Reproduce the items verbatim, from the first line through the line containing "unit-cell: 3BR P1+S [279,449,332,470]", inclusive.
************
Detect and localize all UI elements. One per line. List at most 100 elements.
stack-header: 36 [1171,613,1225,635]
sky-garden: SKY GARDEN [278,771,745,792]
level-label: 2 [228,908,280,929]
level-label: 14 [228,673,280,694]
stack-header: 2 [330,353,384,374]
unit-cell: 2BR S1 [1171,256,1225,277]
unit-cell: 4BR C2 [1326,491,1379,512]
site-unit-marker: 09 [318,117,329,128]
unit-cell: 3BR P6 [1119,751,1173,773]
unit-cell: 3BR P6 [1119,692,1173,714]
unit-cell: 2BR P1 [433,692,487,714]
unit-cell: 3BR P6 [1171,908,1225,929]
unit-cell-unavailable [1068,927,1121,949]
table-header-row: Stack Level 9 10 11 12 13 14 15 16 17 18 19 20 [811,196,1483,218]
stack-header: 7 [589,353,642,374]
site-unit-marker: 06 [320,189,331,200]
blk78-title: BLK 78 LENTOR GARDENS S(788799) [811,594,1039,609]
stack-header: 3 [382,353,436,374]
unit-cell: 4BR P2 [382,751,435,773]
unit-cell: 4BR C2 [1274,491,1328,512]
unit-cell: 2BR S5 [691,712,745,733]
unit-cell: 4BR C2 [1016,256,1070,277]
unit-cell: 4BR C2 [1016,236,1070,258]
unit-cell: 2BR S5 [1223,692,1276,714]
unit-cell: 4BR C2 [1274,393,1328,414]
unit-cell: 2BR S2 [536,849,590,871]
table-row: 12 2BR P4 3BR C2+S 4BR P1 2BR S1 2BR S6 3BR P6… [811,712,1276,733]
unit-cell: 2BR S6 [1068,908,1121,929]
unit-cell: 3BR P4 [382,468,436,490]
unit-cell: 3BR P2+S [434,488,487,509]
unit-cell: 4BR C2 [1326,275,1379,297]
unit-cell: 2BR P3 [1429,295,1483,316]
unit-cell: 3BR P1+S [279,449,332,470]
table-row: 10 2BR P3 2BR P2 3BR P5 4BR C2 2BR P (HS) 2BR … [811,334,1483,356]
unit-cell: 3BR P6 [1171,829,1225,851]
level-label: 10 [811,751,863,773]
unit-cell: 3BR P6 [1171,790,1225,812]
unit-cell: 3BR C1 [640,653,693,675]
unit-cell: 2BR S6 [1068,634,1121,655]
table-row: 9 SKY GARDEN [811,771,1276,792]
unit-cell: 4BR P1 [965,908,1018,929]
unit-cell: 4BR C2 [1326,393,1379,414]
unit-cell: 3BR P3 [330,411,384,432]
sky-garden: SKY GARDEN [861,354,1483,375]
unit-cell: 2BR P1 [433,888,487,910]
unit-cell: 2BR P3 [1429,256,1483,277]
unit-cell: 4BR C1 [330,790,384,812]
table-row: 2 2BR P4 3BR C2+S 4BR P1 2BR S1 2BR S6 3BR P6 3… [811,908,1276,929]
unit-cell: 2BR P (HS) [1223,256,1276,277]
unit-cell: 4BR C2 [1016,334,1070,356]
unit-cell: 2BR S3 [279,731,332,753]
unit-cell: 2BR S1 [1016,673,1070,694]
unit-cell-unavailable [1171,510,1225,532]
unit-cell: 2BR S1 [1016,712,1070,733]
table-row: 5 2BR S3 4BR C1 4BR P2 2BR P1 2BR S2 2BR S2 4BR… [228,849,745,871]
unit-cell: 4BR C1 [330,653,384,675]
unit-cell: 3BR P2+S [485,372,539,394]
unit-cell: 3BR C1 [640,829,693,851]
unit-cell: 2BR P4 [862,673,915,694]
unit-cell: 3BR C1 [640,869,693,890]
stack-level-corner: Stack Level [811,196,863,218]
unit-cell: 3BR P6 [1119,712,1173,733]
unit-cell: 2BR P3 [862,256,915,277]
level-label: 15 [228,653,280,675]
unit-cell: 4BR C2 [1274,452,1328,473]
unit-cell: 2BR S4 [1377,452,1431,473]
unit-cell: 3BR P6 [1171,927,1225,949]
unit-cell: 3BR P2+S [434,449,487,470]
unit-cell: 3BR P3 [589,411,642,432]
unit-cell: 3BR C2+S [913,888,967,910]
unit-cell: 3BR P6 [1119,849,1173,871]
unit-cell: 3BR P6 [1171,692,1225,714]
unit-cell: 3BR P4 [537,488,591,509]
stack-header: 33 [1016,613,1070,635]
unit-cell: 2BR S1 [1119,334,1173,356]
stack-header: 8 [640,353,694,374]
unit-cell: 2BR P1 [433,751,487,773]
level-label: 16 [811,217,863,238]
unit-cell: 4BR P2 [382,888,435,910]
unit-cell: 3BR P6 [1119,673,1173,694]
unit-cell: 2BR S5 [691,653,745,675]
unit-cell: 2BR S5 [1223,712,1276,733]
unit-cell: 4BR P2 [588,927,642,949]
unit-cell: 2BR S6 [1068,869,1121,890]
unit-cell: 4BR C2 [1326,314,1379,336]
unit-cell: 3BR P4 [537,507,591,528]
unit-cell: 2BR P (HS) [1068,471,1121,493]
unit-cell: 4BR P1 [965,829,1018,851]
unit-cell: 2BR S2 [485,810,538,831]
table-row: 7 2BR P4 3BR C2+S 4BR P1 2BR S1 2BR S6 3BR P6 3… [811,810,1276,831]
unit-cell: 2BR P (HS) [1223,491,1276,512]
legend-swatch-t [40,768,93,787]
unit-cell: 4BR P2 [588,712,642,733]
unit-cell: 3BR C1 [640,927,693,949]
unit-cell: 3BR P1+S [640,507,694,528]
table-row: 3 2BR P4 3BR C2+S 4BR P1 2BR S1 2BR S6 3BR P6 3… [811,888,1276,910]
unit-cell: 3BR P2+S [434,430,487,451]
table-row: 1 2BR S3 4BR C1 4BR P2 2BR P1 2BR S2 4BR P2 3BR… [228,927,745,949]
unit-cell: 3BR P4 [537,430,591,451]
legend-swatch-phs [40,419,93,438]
************
**Solution to the exercise**
Detect and localize all UI elements. One per line. List at most 100 elements.
stack-header: 36 [1171,613,1225,635]
sky-garden: SKY GARDEN [278,771,745,792]
level-label: 2 [228,908,280,929]
level-label: 14 [228,673,280,694]
stack-header: 2 [330,353,384,374]
unit-cell: 2BR S1 [1171,256,1225,277]
unit-cell: 4BR C2 [1326,491,1379,512]
site-unit-marker: 09 [318,117,329,128]
unit-cell: 3BR P6 [1119,751,1173,773]
unit-cell: 3BR P6 [1119,692,1173,714]
unit-cell: 2BR P1 [433,692,487,714]
unit-cell: 3BR P6 [1171,908,1225,929]
unit-cell-unavailable [1068,927,1121,949]
table-header-row: Stack Level 9 10 11 12 13 14 15 16 17 18 19 20 [811,196,1483,218]
stack-header: 7 [589,353,642,374]
site-unit-marker: 06 [320,189,331,200]
blk78-title: BLK 78 LENTOR GARDENS S(788799) [811,594,1039,609]
stack-header: 3 [382,353,436,374]
unit-cell: 4BR P2 [382,751,435,773]
unit-cell: 4BR C2 [1274,491,1328,512]
unit-cell: 2BR S5 [691,712,745,733]
unit-cell: 4BR C2 [1016,256,1070,277]
unit-cell: 4BR C2 [1016,236,1070,258]
unit-cell: 2BR S5 [1223,692,1276,714]
unit-cell: 4BR C2 [1274,393,1328,414]
unit-cell: 2BR S2 [536,849,590,871]
table-row: 12 2BR P4 3BR C2+S 4BR P1 2BR S1 2BR S6 3BR P6… [811,712,1276,733]
unit-cell: 2BR S6 [1068,908,1121,929]
unit-cell: 3BR P4 [382,468,436,490]
unit-cell: 3BR P2+S [434,488,487,509]
unit-cell: 4BR C2 [1326,275,1379,297]
unit-cell: 2BR P3 [1429,295,1483,316]
unit-cell: 3BR P1+S [279,449,332,470]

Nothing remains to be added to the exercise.